━━━ MATERIALS PROVIDED ━━━

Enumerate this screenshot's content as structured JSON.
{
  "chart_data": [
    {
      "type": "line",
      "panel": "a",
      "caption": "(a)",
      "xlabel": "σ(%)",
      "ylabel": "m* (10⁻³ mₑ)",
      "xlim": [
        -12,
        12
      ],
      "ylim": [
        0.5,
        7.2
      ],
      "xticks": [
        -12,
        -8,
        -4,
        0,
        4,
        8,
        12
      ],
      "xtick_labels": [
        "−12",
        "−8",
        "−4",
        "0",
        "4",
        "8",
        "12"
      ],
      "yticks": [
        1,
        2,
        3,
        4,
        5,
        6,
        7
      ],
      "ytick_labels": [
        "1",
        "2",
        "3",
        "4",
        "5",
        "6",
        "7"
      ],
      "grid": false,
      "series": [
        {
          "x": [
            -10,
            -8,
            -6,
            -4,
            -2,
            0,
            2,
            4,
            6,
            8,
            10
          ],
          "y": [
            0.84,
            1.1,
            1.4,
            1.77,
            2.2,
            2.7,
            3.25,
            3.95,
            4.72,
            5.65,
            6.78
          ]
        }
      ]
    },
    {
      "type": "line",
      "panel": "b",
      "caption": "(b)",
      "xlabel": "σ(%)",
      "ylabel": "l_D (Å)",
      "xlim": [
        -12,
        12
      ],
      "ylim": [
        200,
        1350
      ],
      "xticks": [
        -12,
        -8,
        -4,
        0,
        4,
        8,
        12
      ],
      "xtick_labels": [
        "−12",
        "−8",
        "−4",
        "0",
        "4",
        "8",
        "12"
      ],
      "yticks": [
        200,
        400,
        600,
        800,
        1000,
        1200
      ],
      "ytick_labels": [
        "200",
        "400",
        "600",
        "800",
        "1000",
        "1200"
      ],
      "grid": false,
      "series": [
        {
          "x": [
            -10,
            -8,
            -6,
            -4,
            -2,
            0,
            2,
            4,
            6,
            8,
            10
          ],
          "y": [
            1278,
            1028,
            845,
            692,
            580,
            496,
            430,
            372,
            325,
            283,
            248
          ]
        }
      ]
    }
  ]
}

━━━

Repeat the data in its entirety, character for character.

Enumerate this screenshot's content as structured JSON.
{
  "chart_data": [
    {
      "type": "line",
      "panel": "a",
      "caption": "(a)",
      "xlabel": "σ(%)",
      "ylabel": "m* (10⁻³ mₑ)",
      "xlim": [
        -12,
        12
      ],
      "ylim": [
        0.5,
        7.2
      ],
      "xticks": [
        -12,
        -8,
        -4,
        0,
        4,
        8,
        12
      ],
      "xtick_labels": [
        "−12",
        "−8",
        "−4",
        "0",
        "4",
        "8",
        "12"
      ],
      "yticks": [
        1,
        2,
        3,
        4,
        5,
        6,
        7
      ],
      "ytick_labels": [
        "1",
        "2",
        "3",
        "4",
        "5",
        "6",
        "7"
      ],
      "grid": false,
      "series": [
        {
          "x": [
            -10,
            -8,
            -6,
            -4,
            -2,
            0,
            2,
            4,
            6,
            8,
            10
          ],
          "y": [
            0.84,
            1.1,
            1.4,
            1.77,
            2.2,
            2.7,
            3.25,
            3.95,
            4.72,
            5.65,
            6.78
          ]
        }
      ]
    },
    {
      "type": "line",
      "panel": "b",
      "caption": "(b)",
      "xlabel": "σ(%)",
      "ylabel": "l_D (Å)",
      "xlim": [
        -12,
        12
      ],
      "ylim": [
        200,
        1350
      ],
      "xticks": [
        -12,
        -8,
        -4,
        0,
        4,
        8,
        12
      ],
      "xtick_labels": [
        "−12",
        "−8",
        "−4",
        "0",
        "4",
        "8",
        "12"
      ],
      "yticks": [
        200,
        400,
        600,
        800,
        1000,
        1200
      ],
      "ytick_labels": [
        "200",
        "400",
        "600",
        "800",
        "1000",
        "1200"
      ],
      "grid": false,
      "series": [
        {
          "x": [
            -10,
            -8,
            -6,
            -4,
            -2,
            0,
            2,
            4,
            6,
            8,
            10
          ],
          "y": [
            1278,
            1028,
            845,
            692,
            580,
            496,
            430,
            372,
            325,
            283,
            248
          ]
        }
      ]
    }
  ]
}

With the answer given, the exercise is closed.